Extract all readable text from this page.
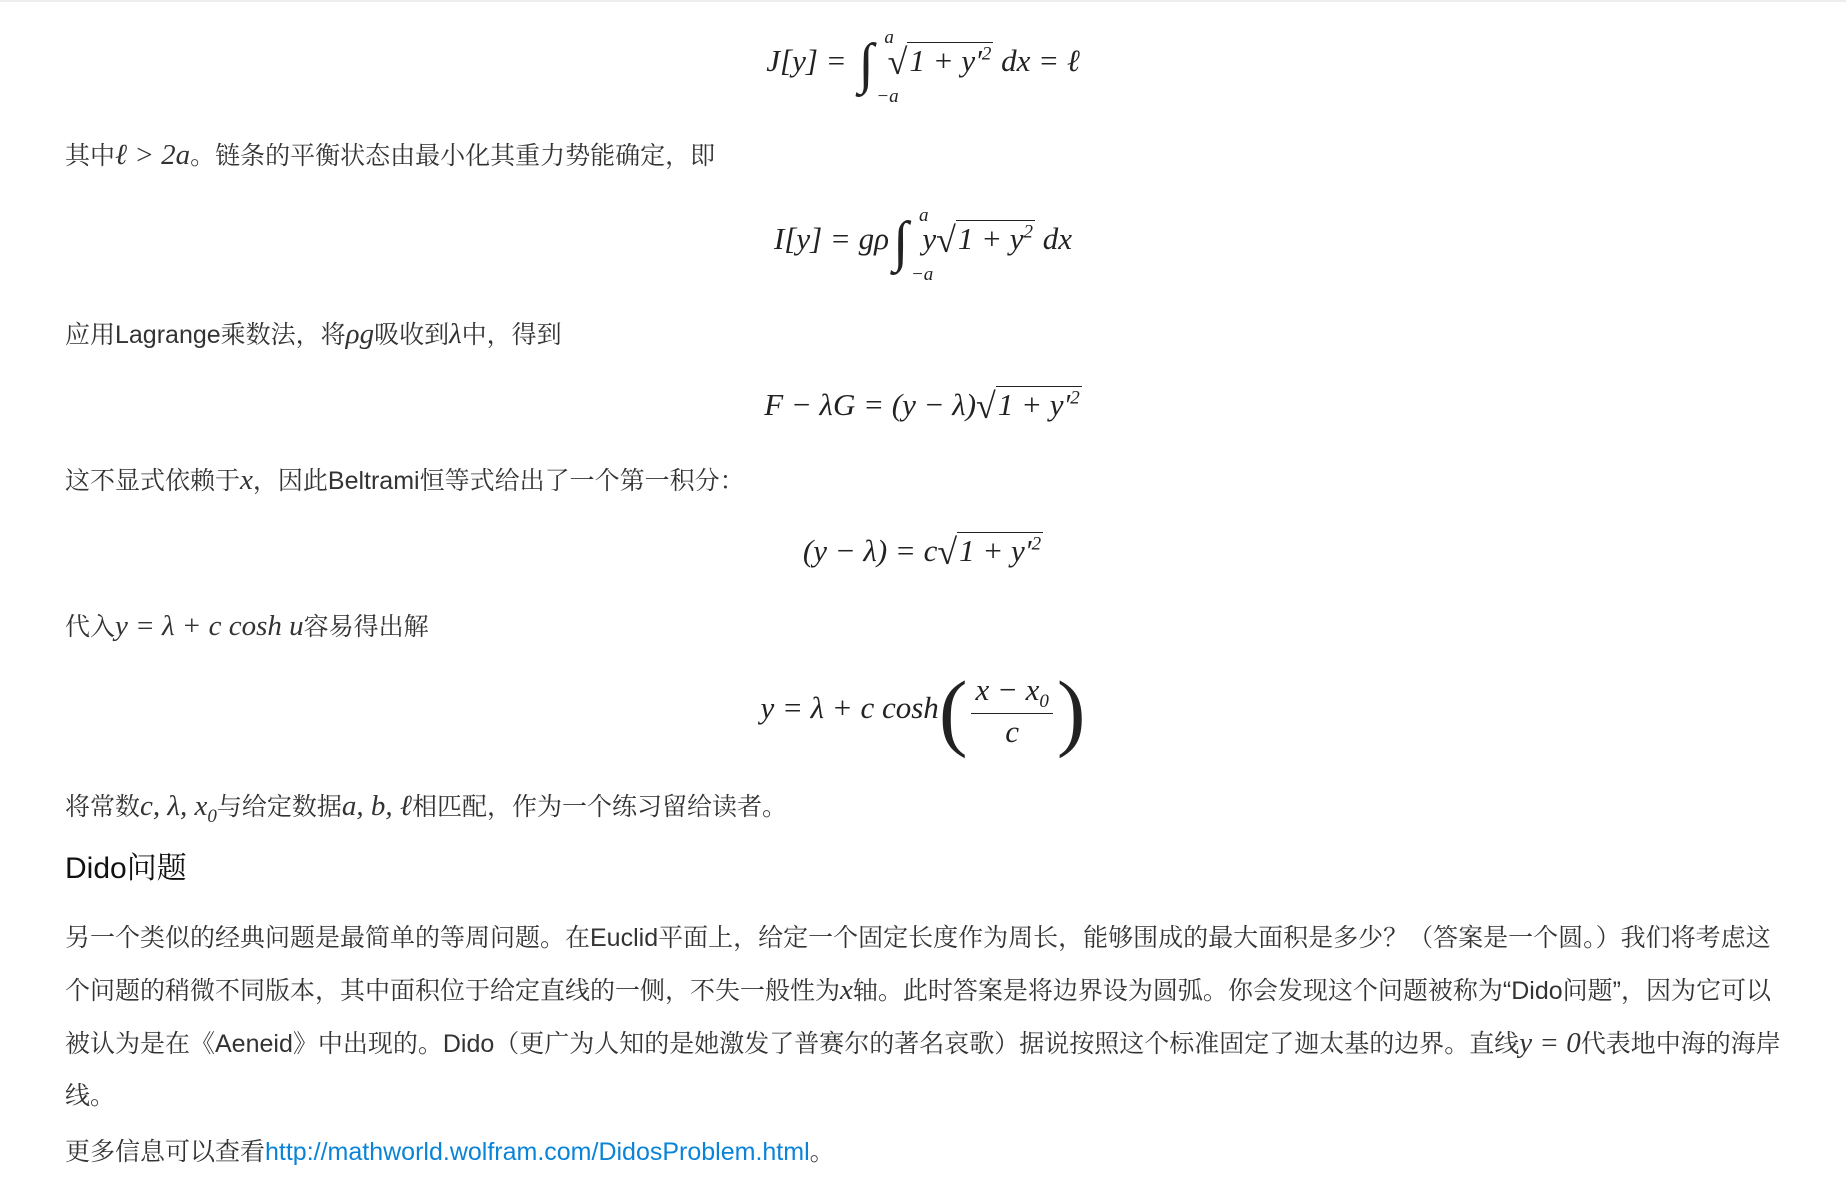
J[y] = ∫ a
−a
$√1 + y'^2$ dx = ℓ
其中ℓ > 2a。链条的平衡状态由最小化其重力势能确定，即
I[y] = gρ∫ a
−a
$y√1 + y^2$ dx
应用Lagrange乘数法，将ρg吸收到λ中，得到
$F - \lambda G = (y - \lambda)√1 + y'^2$
这不显式依赖于x，因此Beltrami恒等式给出了一个第一积分：
$(y - \lambda) = c√1 + y'^2$
代入y = λ + c cosh u容易得出解
y = λ + c $\cosh( \frac{x - x_0}{c}$ )
将常数c, λ, $x_0$与给定数据a, b, ℓ相匹配，作为一个练习留给读者。
Dido问题
另一个类似的经典问题是最简单的等周问题。在Euclid平面上，给定一个固定长度作为周长，能够围成的最大面积是多少？（答案是一个圆。）我们将考虑这个问题的稍微不同版本，其中面积位于给定直线的一侧，不失一般性为x轴。此时答案是将边界设为圆弧。你会发现这个问题被称为“Dido问题”，因为它可以被认为是在《Aeneid》中出现的。Dido（更广为人知的是她激发了普赛尔的著名哀歌）据说按照这个标准固定了迦太基的边界。直线y = 0代表地中海的海岸线。
更多信息可以查看http://mathworld.wolfram.com/DidosProblem.html。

★ ★ ★

*Task prompt*. Where a line above contains the string "cosh", copy that line.

*Answer to the exercise*.
代入y = λ + c cosh u容易得出解
y = λ + c $\cosh( \frac{x - x_0}{c}$ )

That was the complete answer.